§ **Task details**
Report every line in the listing that contains the string "high".

[Figure dataset records]
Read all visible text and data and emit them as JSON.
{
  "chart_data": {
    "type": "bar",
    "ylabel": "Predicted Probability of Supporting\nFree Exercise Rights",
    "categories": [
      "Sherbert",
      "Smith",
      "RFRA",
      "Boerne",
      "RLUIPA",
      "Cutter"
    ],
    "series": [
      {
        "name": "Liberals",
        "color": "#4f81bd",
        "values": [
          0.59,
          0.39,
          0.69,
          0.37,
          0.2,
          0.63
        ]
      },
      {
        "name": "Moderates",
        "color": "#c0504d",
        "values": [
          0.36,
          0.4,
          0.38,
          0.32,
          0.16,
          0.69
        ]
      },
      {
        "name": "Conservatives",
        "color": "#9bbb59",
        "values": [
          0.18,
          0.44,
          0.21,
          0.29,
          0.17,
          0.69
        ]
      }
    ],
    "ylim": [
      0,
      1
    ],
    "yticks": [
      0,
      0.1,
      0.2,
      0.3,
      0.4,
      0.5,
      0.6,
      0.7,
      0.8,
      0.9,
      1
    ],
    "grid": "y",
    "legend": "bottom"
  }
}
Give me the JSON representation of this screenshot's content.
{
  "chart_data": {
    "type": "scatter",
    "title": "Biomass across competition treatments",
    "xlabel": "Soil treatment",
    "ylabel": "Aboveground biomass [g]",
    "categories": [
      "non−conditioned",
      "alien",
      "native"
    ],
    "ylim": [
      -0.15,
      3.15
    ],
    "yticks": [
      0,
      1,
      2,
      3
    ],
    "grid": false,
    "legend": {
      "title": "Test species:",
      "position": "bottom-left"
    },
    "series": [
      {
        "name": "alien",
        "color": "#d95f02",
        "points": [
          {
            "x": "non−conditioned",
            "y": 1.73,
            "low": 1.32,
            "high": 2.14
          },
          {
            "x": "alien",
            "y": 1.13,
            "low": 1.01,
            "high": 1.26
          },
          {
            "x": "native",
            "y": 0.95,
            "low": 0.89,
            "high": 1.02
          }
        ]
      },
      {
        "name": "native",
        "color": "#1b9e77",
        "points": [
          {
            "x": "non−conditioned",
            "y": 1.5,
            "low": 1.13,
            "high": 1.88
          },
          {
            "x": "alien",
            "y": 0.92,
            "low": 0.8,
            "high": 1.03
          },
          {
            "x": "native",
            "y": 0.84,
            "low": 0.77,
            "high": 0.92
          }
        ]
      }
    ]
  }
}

§ **Right answer**
            "high": 2.14
            "high": 1.26
            "high": 1.02
            "high": 1.88
            "high": 1.03
            "high": 0.92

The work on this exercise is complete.